--- LISTED ENTRIES ---
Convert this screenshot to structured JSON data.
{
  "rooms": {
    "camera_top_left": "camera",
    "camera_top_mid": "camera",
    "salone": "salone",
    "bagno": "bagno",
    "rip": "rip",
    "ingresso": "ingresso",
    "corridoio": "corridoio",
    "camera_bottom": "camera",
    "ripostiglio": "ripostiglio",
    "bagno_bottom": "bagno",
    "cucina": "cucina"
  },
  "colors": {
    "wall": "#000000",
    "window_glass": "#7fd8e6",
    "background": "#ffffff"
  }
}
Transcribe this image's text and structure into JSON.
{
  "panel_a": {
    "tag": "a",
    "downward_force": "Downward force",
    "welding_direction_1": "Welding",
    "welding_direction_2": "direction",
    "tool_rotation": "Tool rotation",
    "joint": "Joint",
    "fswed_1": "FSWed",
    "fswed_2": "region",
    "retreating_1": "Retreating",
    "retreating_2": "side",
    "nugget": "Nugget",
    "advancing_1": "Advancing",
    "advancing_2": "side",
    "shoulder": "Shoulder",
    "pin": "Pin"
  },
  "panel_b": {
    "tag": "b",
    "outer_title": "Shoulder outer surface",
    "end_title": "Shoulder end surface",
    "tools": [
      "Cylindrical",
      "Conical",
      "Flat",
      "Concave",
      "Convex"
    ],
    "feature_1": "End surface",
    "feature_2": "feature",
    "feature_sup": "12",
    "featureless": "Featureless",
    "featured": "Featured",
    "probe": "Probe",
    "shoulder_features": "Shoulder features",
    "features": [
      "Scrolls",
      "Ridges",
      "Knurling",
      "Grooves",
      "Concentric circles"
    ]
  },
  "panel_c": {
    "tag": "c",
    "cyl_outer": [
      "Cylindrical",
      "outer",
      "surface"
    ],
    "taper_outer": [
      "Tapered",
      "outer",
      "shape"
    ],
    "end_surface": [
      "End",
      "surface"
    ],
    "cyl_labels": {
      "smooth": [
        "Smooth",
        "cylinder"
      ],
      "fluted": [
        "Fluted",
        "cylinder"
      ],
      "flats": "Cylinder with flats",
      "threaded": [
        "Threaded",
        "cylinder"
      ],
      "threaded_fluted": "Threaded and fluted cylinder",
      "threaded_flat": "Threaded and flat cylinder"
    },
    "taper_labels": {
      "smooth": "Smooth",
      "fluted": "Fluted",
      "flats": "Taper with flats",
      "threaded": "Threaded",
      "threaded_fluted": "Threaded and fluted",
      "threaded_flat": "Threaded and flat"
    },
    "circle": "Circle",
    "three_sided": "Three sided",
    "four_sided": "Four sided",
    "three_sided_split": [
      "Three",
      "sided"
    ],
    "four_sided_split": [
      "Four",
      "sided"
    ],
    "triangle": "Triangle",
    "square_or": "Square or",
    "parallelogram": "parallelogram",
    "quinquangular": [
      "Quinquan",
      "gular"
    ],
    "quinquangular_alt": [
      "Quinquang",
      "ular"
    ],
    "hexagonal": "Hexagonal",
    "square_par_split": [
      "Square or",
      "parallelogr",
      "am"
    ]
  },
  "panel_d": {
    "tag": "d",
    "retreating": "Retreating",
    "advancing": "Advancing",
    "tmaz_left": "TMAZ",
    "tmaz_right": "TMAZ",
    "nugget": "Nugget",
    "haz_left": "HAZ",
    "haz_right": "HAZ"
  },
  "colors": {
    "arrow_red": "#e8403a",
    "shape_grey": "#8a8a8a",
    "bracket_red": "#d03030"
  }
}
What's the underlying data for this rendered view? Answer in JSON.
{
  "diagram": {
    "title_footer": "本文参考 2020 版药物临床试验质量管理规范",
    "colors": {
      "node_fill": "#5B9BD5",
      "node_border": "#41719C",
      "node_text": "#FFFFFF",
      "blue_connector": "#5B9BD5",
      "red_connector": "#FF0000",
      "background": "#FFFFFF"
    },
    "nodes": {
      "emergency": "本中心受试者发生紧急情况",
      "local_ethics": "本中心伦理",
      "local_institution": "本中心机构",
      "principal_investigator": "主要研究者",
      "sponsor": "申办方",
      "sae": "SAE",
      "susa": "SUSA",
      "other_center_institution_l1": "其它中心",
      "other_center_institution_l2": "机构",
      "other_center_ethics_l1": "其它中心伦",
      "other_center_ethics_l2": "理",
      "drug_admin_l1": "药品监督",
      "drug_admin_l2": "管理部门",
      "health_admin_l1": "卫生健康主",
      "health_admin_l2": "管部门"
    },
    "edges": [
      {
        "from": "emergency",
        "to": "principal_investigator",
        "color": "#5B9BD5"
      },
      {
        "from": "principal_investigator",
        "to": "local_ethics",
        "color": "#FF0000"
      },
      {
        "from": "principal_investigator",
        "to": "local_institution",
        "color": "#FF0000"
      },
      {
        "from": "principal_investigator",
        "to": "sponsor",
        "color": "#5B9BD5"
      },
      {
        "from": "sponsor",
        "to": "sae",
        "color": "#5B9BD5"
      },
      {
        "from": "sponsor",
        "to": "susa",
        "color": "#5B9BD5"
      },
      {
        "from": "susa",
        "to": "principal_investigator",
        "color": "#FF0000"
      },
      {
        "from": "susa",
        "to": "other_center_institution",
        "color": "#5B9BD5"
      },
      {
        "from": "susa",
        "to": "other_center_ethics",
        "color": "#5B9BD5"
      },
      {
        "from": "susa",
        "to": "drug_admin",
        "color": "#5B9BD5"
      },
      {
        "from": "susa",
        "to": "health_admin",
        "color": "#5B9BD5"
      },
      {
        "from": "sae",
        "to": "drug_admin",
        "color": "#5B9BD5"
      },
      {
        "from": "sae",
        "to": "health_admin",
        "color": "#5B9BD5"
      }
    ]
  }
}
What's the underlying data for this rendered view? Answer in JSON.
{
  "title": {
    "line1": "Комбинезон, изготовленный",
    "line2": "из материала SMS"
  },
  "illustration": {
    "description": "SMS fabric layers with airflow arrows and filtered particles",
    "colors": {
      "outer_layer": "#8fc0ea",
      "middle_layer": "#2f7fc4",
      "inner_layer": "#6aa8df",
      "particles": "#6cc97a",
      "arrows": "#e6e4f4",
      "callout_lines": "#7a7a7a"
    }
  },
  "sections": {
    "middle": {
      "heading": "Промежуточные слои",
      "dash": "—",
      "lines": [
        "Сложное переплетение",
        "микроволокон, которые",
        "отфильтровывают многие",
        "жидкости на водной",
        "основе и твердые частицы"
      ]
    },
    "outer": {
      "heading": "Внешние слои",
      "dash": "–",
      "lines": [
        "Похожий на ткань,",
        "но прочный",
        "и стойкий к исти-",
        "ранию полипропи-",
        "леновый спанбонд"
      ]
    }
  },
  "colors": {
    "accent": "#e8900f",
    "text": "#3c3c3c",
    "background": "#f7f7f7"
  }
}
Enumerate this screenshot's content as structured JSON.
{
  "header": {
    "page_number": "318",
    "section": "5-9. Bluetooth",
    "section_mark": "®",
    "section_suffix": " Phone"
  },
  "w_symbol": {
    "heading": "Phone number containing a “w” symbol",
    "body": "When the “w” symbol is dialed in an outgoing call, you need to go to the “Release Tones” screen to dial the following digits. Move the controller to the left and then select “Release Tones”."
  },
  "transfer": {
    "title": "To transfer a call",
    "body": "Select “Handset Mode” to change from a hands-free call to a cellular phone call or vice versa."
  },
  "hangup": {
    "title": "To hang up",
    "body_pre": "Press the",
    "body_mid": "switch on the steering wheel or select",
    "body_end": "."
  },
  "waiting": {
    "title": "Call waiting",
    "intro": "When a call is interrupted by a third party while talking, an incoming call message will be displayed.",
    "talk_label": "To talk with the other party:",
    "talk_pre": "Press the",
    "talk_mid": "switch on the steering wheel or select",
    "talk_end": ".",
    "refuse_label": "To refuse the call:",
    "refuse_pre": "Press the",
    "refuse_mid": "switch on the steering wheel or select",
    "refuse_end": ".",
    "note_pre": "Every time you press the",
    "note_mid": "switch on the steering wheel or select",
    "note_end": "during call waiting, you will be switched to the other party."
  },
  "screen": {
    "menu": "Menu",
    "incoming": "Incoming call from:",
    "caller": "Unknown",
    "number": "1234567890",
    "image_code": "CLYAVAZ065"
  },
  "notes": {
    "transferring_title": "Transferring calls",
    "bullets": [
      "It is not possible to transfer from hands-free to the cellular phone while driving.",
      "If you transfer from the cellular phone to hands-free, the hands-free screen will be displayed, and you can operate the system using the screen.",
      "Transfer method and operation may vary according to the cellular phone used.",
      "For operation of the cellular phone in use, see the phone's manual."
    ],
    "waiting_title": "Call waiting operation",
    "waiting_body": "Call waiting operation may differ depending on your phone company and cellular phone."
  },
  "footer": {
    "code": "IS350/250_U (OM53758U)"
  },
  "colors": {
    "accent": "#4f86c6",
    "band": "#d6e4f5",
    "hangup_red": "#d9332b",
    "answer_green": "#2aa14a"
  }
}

--- WHAT IS REQUIRED ---
Take every line above carrying "particles" and return it.

--- FINAL RESULT ---
    "description": "SMS fabric layers with airflow arrows and filtered particles",
      "particles": "#6cc97a",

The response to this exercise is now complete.